Record set →
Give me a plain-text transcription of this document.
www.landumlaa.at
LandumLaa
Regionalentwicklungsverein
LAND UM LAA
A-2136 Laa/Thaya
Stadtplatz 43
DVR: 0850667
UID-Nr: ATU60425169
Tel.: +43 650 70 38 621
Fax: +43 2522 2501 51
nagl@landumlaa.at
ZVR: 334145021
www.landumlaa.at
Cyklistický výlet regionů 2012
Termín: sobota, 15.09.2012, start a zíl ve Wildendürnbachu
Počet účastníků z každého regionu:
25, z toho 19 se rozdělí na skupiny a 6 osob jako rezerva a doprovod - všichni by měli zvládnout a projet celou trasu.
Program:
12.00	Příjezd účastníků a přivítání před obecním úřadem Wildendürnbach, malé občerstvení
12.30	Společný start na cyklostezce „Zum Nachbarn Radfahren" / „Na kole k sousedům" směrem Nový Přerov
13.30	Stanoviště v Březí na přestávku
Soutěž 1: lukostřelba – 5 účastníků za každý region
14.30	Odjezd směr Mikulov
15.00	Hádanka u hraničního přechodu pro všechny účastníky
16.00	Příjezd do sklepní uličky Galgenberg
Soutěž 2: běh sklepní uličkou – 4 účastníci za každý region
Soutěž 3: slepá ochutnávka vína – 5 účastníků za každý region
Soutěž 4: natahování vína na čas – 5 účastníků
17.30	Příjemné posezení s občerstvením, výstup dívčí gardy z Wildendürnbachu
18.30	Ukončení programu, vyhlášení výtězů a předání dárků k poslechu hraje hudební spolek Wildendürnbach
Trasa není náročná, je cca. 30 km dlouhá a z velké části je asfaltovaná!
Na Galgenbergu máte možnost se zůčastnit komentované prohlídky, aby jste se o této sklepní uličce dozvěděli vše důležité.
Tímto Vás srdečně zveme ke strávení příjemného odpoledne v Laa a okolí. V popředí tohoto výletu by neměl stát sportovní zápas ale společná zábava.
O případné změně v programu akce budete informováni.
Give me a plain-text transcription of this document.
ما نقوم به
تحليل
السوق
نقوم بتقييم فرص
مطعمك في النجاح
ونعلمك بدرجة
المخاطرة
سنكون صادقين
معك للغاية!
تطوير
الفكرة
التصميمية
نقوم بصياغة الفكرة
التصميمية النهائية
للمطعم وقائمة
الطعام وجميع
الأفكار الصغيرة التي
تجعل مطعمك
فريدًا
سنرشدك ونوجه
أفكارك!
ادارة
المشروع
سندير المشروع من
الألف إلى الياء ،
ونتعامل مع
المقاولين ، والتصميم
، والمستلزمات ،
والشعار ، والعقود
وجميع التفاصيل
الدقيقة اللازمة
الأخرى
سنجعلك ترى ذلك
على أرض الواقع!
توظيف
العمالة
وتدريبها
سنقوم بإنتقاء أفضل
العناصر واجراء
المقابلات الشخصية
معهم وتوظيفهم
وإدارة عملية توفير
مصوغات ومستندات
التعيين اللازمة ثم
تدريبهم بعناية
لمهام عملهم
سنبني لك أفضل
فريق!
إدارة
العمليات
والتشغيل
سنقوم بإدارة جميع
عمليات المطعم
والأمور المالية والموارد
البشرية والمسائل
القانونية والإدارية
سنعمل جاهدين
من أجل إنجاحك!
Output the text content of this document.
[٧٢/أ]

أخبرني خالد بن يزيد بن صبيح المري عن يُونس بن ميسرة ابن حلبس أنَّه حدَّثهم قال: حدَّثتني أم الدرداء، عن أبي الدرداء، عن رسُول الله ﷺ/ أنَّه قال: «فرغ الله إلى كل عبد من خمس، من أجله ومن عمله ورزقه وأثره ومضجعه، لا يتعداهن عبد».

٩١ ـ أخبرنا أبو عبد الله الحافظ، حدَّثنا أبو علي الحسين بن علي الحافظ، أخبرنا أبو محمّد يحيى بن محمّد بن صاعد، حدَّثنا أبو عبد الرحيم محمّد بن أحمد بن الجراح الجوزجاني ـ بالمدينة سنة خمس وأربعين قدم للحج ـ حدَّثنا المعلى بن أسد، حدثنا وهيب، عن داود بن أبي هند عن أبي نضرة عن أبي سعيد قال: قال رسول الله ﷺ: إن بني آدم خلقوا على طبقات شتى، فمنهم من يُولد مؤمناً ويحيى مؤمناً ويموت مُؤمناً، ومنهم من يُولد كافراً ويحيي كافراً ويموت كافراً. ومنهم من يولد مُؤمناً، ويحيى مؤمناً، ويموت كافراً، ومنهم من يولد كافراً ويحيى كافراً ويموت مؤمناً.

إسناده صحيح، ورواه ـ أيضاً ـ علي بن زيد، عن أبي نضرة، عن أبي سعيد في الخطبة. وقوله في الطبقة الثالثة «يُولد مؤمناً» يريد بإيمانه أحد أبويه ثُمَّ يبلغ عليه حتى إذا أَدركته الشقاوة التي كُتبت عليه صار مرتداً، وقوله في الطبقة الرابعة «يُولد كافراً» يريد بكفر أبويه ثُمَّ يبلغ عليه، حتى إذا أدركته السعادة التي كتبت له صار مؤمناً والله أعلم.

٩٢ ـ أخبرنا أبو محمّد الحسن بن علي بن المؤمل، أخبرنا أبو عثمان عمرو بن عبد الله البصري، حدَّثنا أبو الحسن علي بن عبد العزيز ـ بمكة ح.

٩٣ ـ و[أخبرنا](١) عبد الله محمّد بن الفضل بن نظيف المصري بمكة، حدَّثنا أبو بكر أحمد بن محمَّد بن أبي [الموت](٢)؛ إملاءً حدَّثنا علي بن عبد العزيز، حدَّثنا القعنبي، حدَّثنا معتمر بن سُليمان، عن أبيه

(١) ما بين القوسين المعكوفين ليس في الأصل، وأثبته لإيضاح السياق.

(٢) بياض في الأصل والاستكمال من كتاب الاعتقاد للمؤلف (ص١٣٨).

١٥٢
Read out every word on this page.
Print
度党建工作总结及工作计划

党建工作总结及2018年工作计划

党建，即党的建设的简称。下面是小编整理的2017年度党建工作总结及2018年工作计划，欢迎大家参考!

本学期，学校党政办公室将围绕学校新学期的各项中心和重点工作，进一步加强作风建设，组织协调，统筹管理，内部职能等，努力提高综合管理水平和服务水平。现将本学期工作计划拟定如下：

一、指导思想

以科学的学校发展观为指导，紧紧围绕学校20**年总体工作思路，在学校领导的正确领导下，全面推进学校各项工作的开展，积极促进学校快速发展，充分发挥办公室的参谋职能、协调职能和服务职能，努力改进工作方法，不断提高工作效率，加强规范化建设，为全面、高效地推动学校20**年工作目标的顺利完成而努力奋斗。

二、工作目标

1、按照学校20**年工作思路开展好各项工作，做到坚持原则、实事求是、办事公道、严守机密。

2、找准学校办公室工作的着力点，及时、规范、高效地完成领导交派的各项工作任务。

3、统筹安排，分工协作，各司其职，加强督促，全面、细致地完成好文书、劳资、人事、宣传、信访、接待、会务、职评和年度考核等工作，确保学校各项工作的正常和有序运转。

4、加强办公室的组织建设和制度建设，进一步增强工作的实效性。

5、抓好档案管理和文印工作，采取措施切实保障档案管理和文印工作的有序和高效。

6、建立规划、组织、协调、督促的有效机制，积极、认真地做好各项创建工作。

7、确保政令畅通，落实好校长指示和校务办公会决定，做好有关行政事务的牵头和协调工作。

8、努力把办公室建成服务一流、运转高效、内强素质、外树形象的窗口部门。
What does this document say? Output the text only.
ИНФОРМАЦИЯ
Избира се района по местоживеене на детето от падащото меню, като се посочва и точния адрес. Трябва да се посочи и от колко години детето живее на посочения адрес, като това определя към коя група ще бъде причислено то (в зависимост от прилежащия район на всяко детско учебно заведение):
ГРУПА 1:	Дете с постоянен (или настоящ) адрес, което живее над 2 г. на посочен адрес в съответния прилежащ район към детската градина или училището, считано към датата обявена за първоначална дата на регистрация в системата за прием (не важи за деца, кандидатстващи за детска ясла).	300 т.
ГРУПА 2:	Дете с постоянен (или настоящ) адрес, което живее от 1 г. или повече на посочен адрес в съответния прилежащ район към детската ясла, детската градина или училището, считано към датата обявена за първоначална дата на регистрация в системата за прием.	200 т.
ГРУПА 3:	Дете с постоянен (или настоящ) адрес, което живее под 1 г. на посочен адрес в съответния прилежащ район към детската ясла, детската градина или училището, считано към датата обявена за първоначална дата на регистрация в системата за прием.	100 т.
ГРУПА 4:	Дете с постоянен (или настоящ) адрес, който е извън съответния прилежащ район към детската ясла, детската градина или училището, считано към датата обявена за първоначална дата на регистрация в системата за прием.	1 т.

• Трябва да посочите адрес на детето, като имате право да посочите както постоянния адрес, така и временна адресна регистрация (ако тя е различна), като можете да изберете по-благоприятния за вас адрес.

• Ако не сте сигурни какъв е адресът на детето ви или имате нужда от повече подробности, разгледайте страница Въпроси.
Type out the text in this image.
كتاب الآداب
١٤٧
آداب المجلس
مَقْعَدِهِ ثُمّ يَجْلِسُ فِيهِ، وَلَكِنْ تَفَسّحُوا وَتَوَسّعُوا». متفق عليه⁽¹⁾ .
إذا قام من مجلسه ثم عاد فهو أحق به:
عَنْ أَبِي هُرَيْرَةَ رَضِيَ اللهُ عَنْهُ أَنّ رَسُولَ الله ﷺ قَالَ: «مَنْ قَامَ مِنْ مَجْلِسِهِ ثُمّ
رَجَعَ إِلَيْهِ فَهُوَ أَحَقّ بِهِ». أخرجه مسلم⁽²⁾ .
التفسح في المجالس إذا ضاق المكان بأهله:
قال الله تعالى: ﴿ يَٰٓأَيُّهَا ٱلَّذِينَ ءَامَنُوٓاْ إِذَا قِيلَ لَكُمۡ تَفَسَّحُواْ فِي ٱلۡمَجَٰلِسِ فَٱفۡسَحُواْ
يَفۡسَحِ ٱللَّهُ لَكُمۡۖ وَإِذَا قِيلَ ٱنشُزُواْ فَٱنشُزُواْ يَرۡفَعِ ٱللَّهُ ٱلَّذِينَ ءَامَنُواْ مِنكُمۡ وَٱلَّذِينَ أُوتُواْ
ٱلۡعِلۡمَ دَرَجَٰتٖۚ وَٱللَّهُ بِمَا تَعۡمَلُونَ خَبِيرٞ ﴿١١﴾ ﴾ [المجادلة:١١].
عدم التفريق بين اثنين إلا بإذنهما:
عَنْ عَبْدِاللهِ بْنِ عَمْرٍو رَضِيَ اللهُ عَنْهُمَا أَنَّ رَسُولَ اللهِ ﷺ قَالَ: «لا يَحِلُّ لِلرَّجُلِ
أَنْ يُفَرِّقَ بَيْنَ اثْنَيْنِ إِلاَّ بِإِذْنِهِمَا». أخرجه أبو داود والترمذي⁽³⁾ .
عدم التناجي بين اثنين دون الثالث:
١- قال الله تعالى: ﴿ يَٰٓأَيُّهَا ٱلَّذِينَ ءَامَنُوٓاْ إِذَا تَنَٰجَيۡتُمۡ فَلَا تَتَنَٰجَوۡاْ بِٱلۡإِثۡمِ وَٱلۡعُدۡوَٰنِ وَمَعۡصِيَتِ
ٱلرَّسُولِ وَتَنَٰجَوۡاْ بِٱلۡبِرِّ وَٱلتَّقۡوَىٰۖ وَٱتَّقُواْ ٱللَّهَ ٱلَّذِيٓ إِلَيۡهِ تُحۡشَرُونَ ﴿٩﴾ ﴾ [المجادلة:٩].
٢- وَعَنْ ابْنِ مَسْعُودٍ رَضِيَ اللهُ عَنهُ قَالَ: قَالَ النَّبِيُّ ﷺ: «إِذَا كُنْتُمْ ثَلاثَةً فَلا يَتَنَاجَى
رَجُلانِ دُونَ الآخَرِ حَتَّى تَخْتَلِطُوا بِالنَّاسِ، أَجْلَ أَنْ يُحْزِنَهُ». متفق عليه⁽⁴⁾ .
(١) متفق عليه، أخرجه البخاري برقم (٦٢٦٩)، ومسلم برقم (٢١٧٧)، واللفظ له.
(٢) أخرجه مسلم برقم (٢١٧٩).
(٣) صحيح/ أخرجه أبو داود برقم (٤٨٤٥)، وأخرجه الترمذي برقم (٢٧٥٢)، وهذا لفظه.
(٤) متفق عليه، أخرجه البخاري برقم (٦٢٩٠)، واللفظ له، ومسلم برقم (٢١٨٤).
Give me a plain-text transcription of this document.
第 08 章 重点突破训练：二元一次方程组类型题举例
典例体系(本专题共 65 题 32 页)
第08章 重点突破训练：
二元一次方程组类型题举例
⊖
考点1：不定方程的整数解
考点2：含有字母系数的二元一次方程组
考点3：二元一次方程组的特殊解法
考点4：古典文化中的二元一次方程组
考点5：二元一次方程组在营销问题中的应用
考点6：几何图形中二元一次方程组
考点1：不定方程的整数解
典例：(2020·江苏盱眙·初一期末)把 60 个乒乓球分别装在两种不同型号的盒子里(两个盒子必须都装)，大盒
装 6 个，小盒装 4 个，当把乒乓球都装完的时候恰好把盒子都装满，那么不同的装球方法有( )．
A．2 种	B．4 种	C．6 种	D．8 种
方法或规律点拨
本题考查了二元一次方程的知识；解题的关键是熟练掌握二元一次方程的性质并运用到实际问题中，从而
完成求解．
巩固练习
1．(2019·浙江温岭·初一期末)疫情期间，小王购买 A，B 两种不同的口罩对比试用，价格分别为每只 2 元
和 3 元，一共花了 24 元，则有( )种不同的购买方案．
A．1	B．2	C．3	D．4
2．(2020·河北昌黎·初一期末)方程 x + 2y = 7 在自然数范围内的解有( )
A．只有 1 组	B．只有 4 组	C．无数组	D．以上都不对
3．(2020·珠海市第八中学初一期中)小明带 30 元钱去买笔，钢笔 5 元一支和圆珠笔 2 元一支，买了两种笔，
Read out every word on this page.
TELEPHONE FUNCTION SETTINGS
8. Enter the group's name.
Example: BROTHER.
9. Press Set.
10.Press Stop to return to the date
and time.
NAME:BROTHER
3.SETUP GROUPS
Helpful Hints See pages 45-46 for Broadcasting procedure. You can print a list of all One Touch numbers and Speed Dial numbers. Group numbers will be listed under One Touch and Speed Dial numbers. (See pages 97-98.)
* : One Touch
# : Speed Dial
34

Task statement → Copy every line in the entries above that has the string "الأصل" in it.

Full answer →
(١) ما بين القوسين المعكوفين ليس في الأصل، وأثبته لإيضاح السياق.
(٢) بياض في الأصل والاستكمال من كتاب الاعتقاد للمؤلف (ص١٣٨).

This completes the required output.